[Items from a data source]
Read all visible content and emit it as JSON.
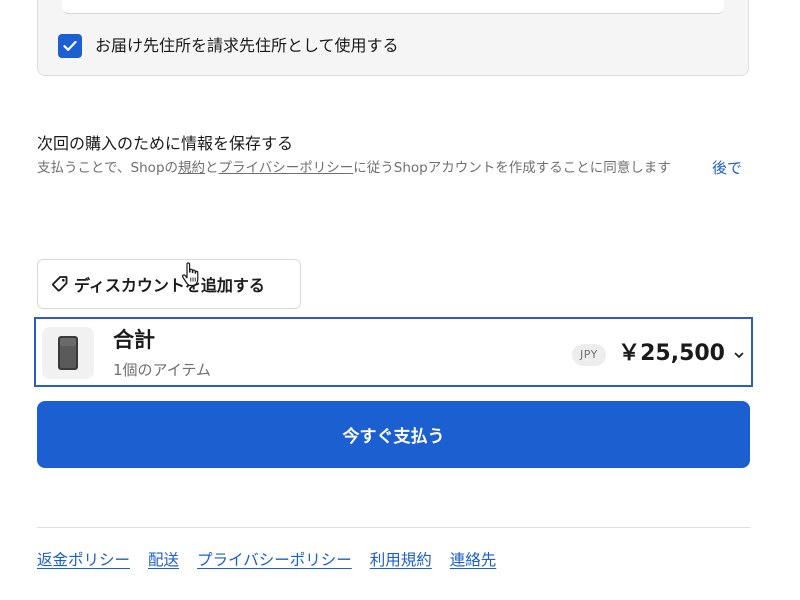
{
  "billing": {
    "checkbox_checked": true,
    "checkbox_label": "お届け先住所を請求先住所として使用する"
  },
  "save_info": {
    "title": "次回の購入のために情報を保存する",
    "desc_prefix": "支払うことで、Shopの",
    "terms_link": "規約",
    "desc_and": "と",
    "privacy_link": "プライバシーポリシー",
    "desc_suffix": "に従うShopアカウントを作成することに同意します",
    "later_label": "後で"
  },
  "discount": {
    "label": "ディスカウントを追加する",
    "icon": "tag-icon"
  },
  "summary": {
    "title": "合計",
    "item_count": "1個のアイテム",
    "currency": "JPY",
    "total": "￥25,500",
    "icon": "chevron-down-icon"
  },
  "pay_button": {
    "label": "今すぐ支払う"
  },
  "footer": {
    "links": [
      "返金ポリシー",
      "配送",
      "プライバシーポリシー",
      "利用規約",
      "連絡先"
    ]
  },
  "colors": {
    "accent": "#1b5fd1",
    "summary_border": "#2b5ebd",
    "muted_text": "#707070"
  }
}
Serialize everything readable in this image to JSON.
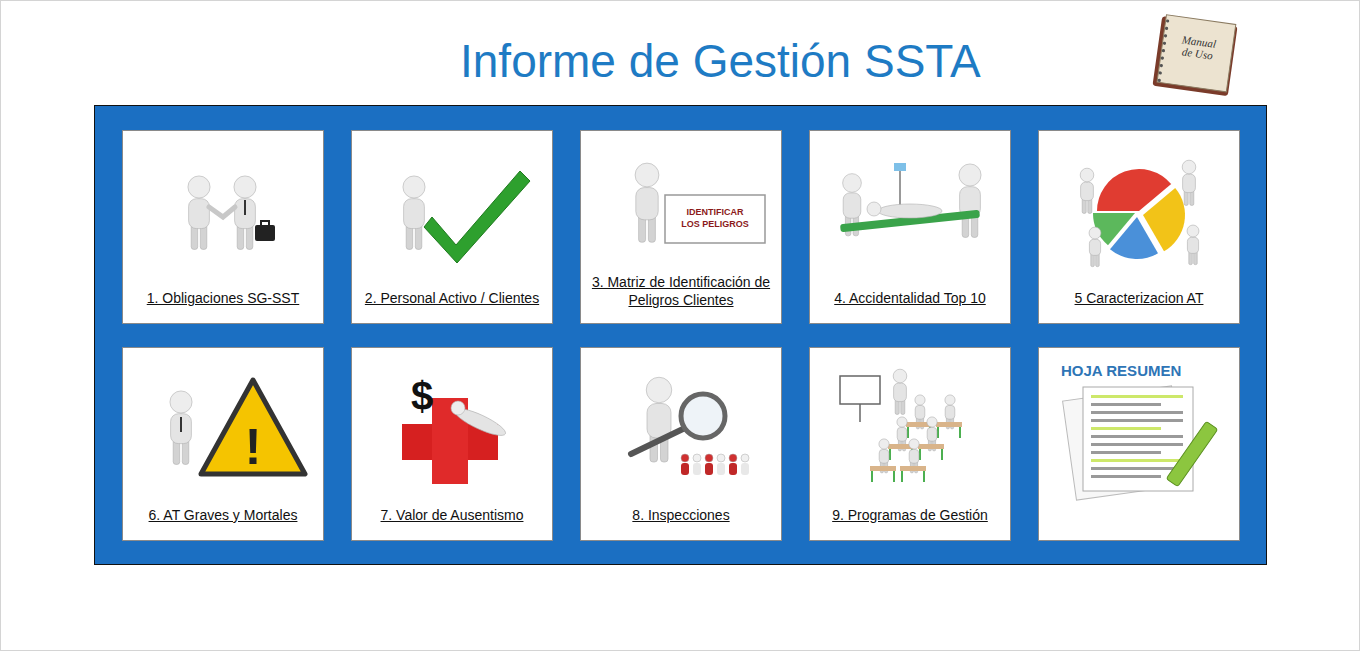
{
  "title": "Informe de Gestión SSTA",
  "manual": {
    "lines": [
      "Manual",
      "de Uso"
    ]
  },
  "cards": [
    {
      "label": "1. Obligaciones SG-SST",
      "kind": "handshake"
    },
    {
      "label": "2. Personal Activo / Clientes",
      "kind": "check"
    },
    {
      "label": "3. Matriz de Identificación de Peligros Clientes",
      "kind": "sign",
      "sign": [
        "IDENTIFICAR",
        "LOS PELIGROS"
      ]
    },
    {
      "label": "4. Accidentalidad Top 10",
      "kind": "stretcher"
    },
    {
      "label": "5 Caracterizacion AT",
      "kind": "pie"
    },
    {
      "label": "6. AT Graves y Mortales",
      "kind": "warning",
      "symbol": "!"
    },
    {
      "label": "7. Valor de Ausentismo",
      "kind": "cost",
      "symbol": "$"
    },
    {
      "label": "8. Inspecciones",
      "kind": "inspect"
    },
    {
      "label": "9. Programas de Gestión",
      "kind": "training"
    },
    {
      "label": "HOJA RESUMEN",
      "kind": "summary"
    }
  ]
}
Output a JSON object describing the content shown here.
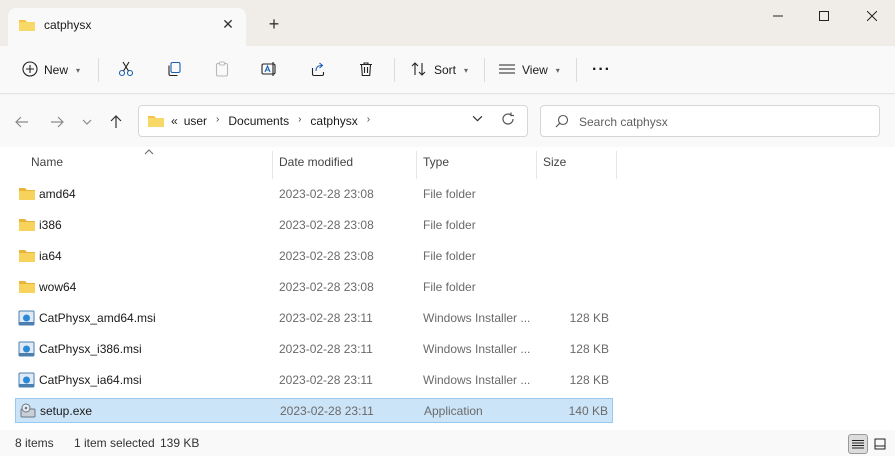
{
  "window": {
    "tab_title": "catphysx",
    "new_tab": "+",
    "close_tab": "✕"
  },
  "toolbar": {
    "new_label": "New",
    "sort_label": "Sort",
    "view_label": "View",
    "more_label": "···"
  },
  "address": {
    "overflow": "«",
    "crumbs": [
      "user",
      "Documents",
      "catphysx"
    ],
    "separator": "›"
  },
  "search": {
    "placeholder": "Search catphysx"
  },
  "columns": {
    "name": "Name",
    "date": "Date modified",
    "type": "Type",
    "size": "Size"
  },
  "files": [
    {
      "name": "amd64",
      "date": "2023-02-28 23:08",
      "type": "File folder",
      "size": "",
      "icon": "folder-icon"
    },
    {
      "name": "i386",
      "date": "2023-02-28 23:08",
      "type": "File folder",
      "size": "",
      "icon": "folder-icon"
    },
    {
      "name": "ia64",
      "date": "2023-02-28 23:08",
      "type": "File folder",
      "size": "",
      "icon": "folder-icon"
    },
    {
      "name": "wow64",
      "date": "2023-02-28 23:08",
      "type": "File folder",
      "size": "",
      "icon": "folder-icon"
    },
    {
      "name": "CatPhysx_amd64.msi",
      "date": "2023-02-28 23:11",
      "type": "Windows Installer ...",
      "size": "128 KB",
      "icon": "msi-icon"
    },
    {
      "name": "CatPhysx_i386.msi",
      "date": "2023-02-28 23:11",
      "type": "Windows Installer ...",
      "size": "128 KB",
      "icon": "msi-icon"
    },
    {
      "name": "CatPhysx_ia64.msi",
      "date": "2023-02-28 23:11",
      "type": "Windows Installer ...",
      "size": "128 KB",
      "icon": "msi-icon"
    },
    {
      "name": "setup.exe",
      "date": "2023-02-28 23:11",
      "type": "Application",
      "size": "140 KB",
      "icon": "setup-exe-icon",
      "selected": true
    }
  ],
  "status": {
    "item_count": "8 items",
    "selection": "1 item selected",
    "selection_size": "139 KB"
  },
  "colors": {
    "folder": "#f4c542",
    "selected_row": "#cce4f7",
    "selected_border": "#99c9ef",
    "accent": "#0067c0"
  }
}
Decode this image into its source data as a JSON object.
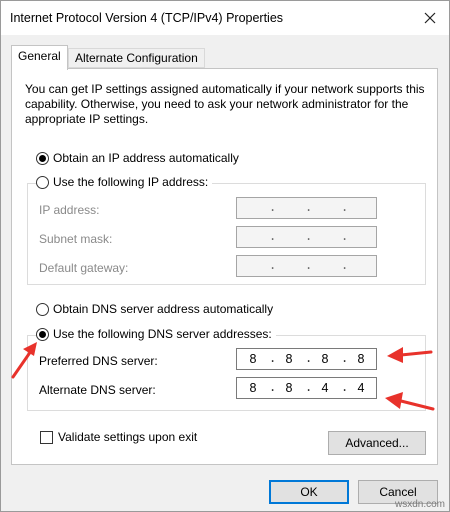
{
  "window": {
    "title": "Internet Protocol Version 4 (TCP/IPv4) Properties",
    "close_icon": "close-icon"
  },
  "tabs": [
    {
      "label": "General",
      "active": true
    },
    {
      "label": "Alternate Configuration",
      "active": false
    }
  ],
  "intro_text": "You can get IP settings assigned automatically if your network supports this capability. Otherwise, you need to ask your network administrator for the appropriate IP settings.",
  "ip_section": {
    "auto_label": "Obtain an IP address automatically",
    "auto_selected": true,
    "manual_label": "Use the following IP address:",
    "manual_selected": false,
    "fields": [
      {
        "label": "IP address:",
        "value": [
          "",
          "",
          "",
          ""
        ]
      },
      {
        "label": "Subnet mask:",
        "value": [
          "",
          "",
          "",
          ""
        ]
      },
      {
        "label": "Default gateway:",
        "value": [
          "",
          "",
          "",
          ""
        ]
      }
    ]
  },
  "dns_section": {
    "auto_label": "Obtain DNS server address automatically",
    "auto_selected": false,
    "manual_label": "Use the following DNS server addresses:",
    "manual_selected": true,
    "preferred": {
      "label": "Preferred DNS server:",
      "value": [
        "8",
        "8",
        "8",
        "8"
      ]
    },
    "alternate": {
      "label": "Alternate DNS server:",
      "value": [
        "8",
        "8",
        "4",
        "4"
      ]
    }
  },
  "validate": {
    "label": "Validate settings upon exit",
    "checked": false
  },
  "buttons": {
    "advanced": "Advanced...",
    "ok": "OK",
    "cancel": "Cancel"
  },
  "annotation_color": "#e8322b",
  "watermark": "wsxdn.com"
}
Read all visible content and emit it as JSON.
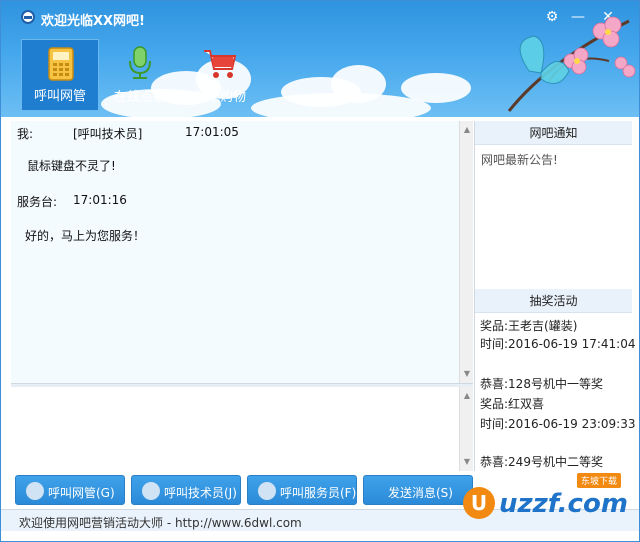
{
  "window": {
    "title": "欢迎光临XX网吧!"
  },
  "colors": {
    "accent": "#2f93df",
    "button": "#2b8ad8",
    "watermark": "#1f73c9",
    "watermark_badge": "#f28a12"
  },
  "nav": [
    {
      "label": "呼叫网管",
      "icon": "phone-icon",
      "active": true
    },
    {
      "label": "在线点歌",
      "icon": "microphone-icon",
      "active": false
    },
    {
      "label": "网吧购物",
      "icon": "shopping-cart-icon",
      "active": false
    }
  ],
  "chat": {
    "lines": [
      {
        "text": "我:"
      },
      {
        "text": "[呼叫技术员]"
      },
      {
        "text": "17:01:05"
      },
      {
        "text": "鼠标键盘不灵了!"
      },
      {
        "text": "服务台:"
      },
      {
        "text": "17:01:16"
      },
      {
        "text": "好的，马上为您服务！"
      }
    ]
  },
  "notice": {
    "header": "网吧通知",
    "text": "网吧最新公告!"
  },
  "lottery": {
    "header": "抽奖活动",
    "lines": [
      "奖品:王老吉(罐装)",
      "时间:2016-06-19 17:41:04",
      "恭喜:128号机中一等奖",
      "奖品:红双喜",
      "时间:2016-06-19 23:09:33",
      "恭喜:249号机中二等奖"
    ]
  },
  "buttons": {
    "call_admin": "呼叫网管(G)",
    "call_tech": "呼叫技术员(J)",
    "call_service": "呼叫服务员(F)",
    "send": "发送消息(S)"
  },
  "status": {
    "text": "欢迎使用网吧营销活动大师 - http://www.6dwl.com"
  },
  "watermark": {
    "text": "uzzf.com",
    "badge": "东坡下载"
  }
}
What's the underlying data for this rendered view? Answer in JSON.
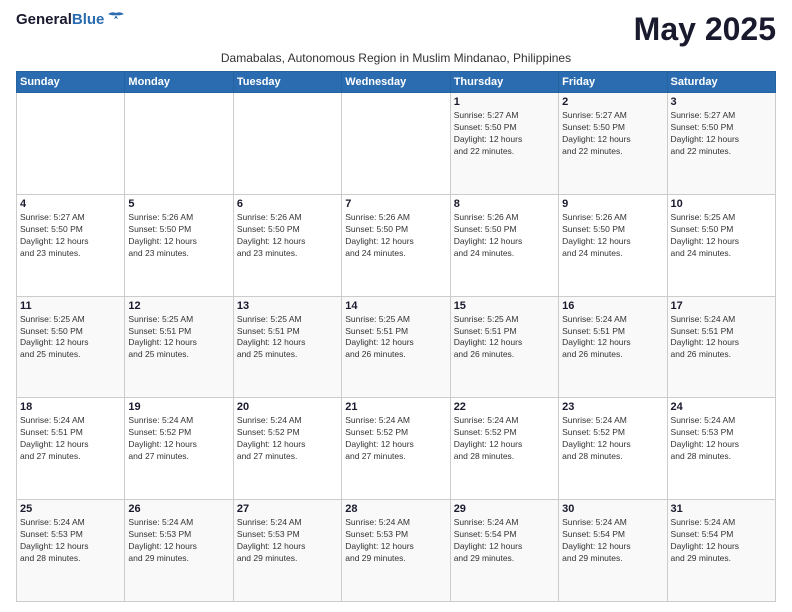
{
  "logo": {
    "line1": "General",
    "line2": "Blue"
  },
  "title": "May 2025",
  "subtitle": "Damabalas, Autonomous Region in Muslim Mindanao, Philippines",
  "days_header": [
    "Sunday",
    "Monday",
    "Tuesday",
    "Wednesday",
    "Thursday",
    "Friday",
    "Saturday"
  ],
  "weeks": [
    [
      {
        "day": "",
        "info": ""
      },
      {
        "day": "",
        "info": ""
      },
      {
        "day": "",
        "info": ""
      },
      {
        "day": "",
        "info": ""
      },
      {
        "day": "1",
        "info": "Sunrise: 5:27 AM\nSunset: 5:50 PM\nDaylight: 12 hours\nand 22 minutes."
      },
      {
        "day": "2",
        "info": "Sunrise: 5:27 AM\nSunset: 5:50 PM\nDaylight: 12 hours\nand 22 minutes."
      },
      {
        "day": "3",
        "info": "Sunrise: 5:27 AM\nSunset: 5:50 PM\nDaylight: 12 hours\nand 22 minutes."
      }
    ],
    [
      {
        "day": "4",
        "info": "Sunrise: 5:27 AM\nSunset: 5:50 PM\nDaylight: 12 hours\nand 23 minutes."
      },
      {
        "day": "5",
        "info": "Sunrise: 5:26 AM\nSunset: 5:50 PM\nDaylight: 12 hours\nand 23 minutes."
      },
      {
        "day": "6",
        "info": "Sunrise: 5:26 AM\nSunset: 5:50 PM\nDaylight: 12 hours\nand 23 minutes."
      },
      {
        "day": "7",
        "info": "Sunrise: 5:26 AM\nSunset: 5:50 PM\nDaylight: 12 hours\nand 24 minutes."
      },
      {
        "day": "8",
        "info": "Sunrise: 5:26 AM\nSunset: 5:50 PM\nDaylight: 12 hours\nand 24 minutes."
      },
      {
        "day": "9",
        "info": "Sunrise: 5:26 AM\nSunset: 5:50 PM\nDaylight: 12 hours\nand 24 minutes."
      },
      {
        "day": "10",
        "info": "Sunrise: 5:25 AM\nSunset: 5:50 PM\nDaylight: 12 hours\nand 24 minutes."
      }
    ],
    [
      {
        "day": "11",
        "info": "Sunrise: 5:25 AM\nSunset: 5:50 PM\nDaylight: 12 hours\nand 25 minutes."
      },
      {
        "day": "12",
        "info": "Sunrise: 5:25 AM\nSunset: 5:51 PM\nDaylight: 12 hours\nand 25 minutes."
      },
      {
        "day": "13",
        "info": "Sunrise: 5:25 AM\nSunset: 5:51 PM\nDaylight: 12 hours\nand 25 minutes."
      },
      {
        "day": "14",
        "info": "Sunrise: 5:25 AM\nSunset: 5:51 PM\nDaylight: 12 hours\nand 26 minutes."
      },
      {
        "day": "15",
        "info": "Sunrise: 5:25 AM\nSunset: 5:51 PM\nDaylight: 12 hours\nand 26 minutes."
      },
      {
        "day": "16",
        "info": "Sunrise: 5:24 AM\nSunset: 5:51 PM\nDaylight: 12 hours\nand 26 minutes."
      },
      {
        "day": "17",
        "info": "Sunrise: 5:24 AM\nSunset: 5:51 PM\nDaylight: 12 hours\nand 26 minutes."
      }
    ],
    [
      {
        "day": "18",
        "info": "Sunrise: 5:24 AM\nSunset: 5:51 PM\nDaylight: 12 hours\nand 27 minutes."
      },
      {
        "day": "19",
        "info": "Sunrise: 5:24 AM\nSunset: 5:52 PM\nDaylight: 12 hours\nand 27 minutes."
      },
      {
        "day": "20",
        "info": "Sunrise: 5:24 AM\nSunset: 5:52 PM\nDaylight: 12 hours\nand 27 minutes."
      },
      {
        "day": "21",
        "info": "Sunrise: 5:24 AM\nSunset: 5:52 PM\nDaylight: 12 hours\nand 27 minutes."
      },
      {
        "day": "22",
        "info": "Sunrise: 5:24 AM\nSunset: 5:52 PM\nDaylight: 12 hours\nand 28 minutes."
      },
      {
        "day": "23",
        "info": "Sunrise: 5:24 AM\nSunset: 5:52 PM\nDaylight: 12 hours\nand 28 minutes."
      },
      {
        "day": "24",
        "info": "Sunrise: 5:24 AM\nSunset: 5:53 PM\nDaylight: 12 hours\nand 28 minutes."
      }
    ],
    [
      {
        "day": "25",
        "info": "Sunrise: 5:24 AM\nSunset: 5:53 PM\nDaylight: 12 hours\nand 28 minutes."
      },
      {
        "day": "26",
        "info": "Sunrise: 5:24 AM\nSunset: 5:53 PM\nDaylight: 12 hours\nand 29 minutes."
      },
      {
        "day": "27",
        "info": "Sunrise: 5:24 AM\nSunset: 5:53 PM\nDaylight: 12 hours\nand 29 minutes."
      },
      {
        "day": "28",
        "info": "Sunrise: 5:24 AM\nSunset: 5:53 PM\nDaylight: 12 hours\nand 29 minutes."
      },
      {
        "day": "29",
        "info": "Sunrise: 5:24 AM\nSunset: 5:54 PM\nDaylight: 12 hours\nand 29 minutes."
      },
      {
        "day": "30",
        "info": "Sunrise: 5:24 AM\nSunset: 5:54 PM\nDaylight: 12 hours\nand 29 minutes."
      },
      {
        "day": "31",
        "info": "Sunrise: 5:24 AM\nSunset: 5:54 PM\nDaylight: 12 hours\nand 29 minutes."
      }
    ]
  ]
}
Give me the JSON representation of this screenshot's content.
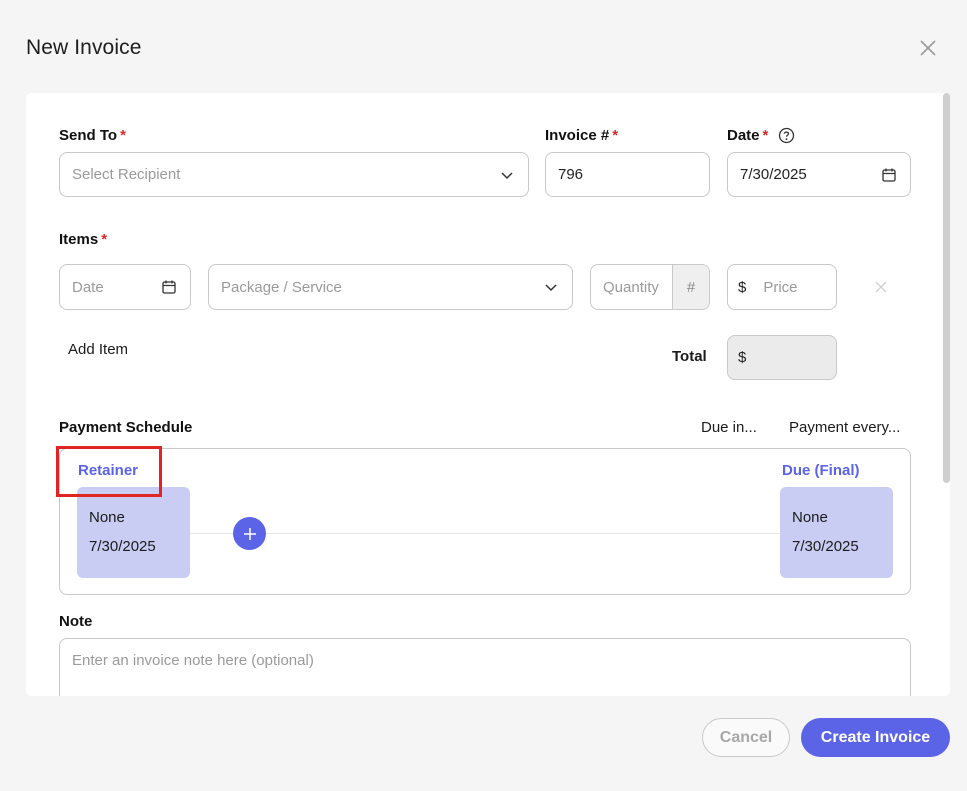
{
  "modal": {
    "title": "New Invoice"
  },
  "send_to": {
    "label": "Send To",
    "required": "*",
    "placeholder": "Select Recipient"
  },
  "invoice_number": {
    "label": "Invoice #",
    "required": "*",
    "value": "796"
  },
  "date": {
    "label": "Date",
    "required": "*",
    "value": "7/30/2025"
  },
  "items": {
    "label": "Items",
    "required": "*",
    "row": {
      "date_placeholder": "Date",
      "service_placeholder": "Package / Service",
      "quantity_placeholder": "Quantity",
      "quantity_suffix": "#",
      "price_prefix": "$",
      "price_placeholder": "Price"
    },
    "add_item_label": "Add Item",
    "total_label": "Total",
    "total_prefix": "$"
  },
  "payment_schedule": {
    "label": "Payment Schedule",
    "due_in_label": "Due in...",
    "payment_every_label": "Payment every...",
    "retainer": {
      "label": "Retainer",
      "amount": "None",
      "date": "7/30/2025"
    },
    "final": {
      "label": "Due (Final)",
      "amount": "None",
      "date": "7/30/2025"
    }
  },
  "note": {
    "label": "Note",
    "placeholder": "Enter an invoice note here (optional)"
  },
  "footer": {
    "cancel_label": "Cancel",
    "create_label": "Create Invoice"
  },
  "colors": {
    "accent": "#5b63e6",
    "tile": "#c9ccf3",
    "required": "#d62828",
    "highlight": "#e02424"
  }
}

§ WHAT IS EXPECTED: In the records above, how many lines include the string "server"? Answer with only the number.

§ TASK OUTPUT: 4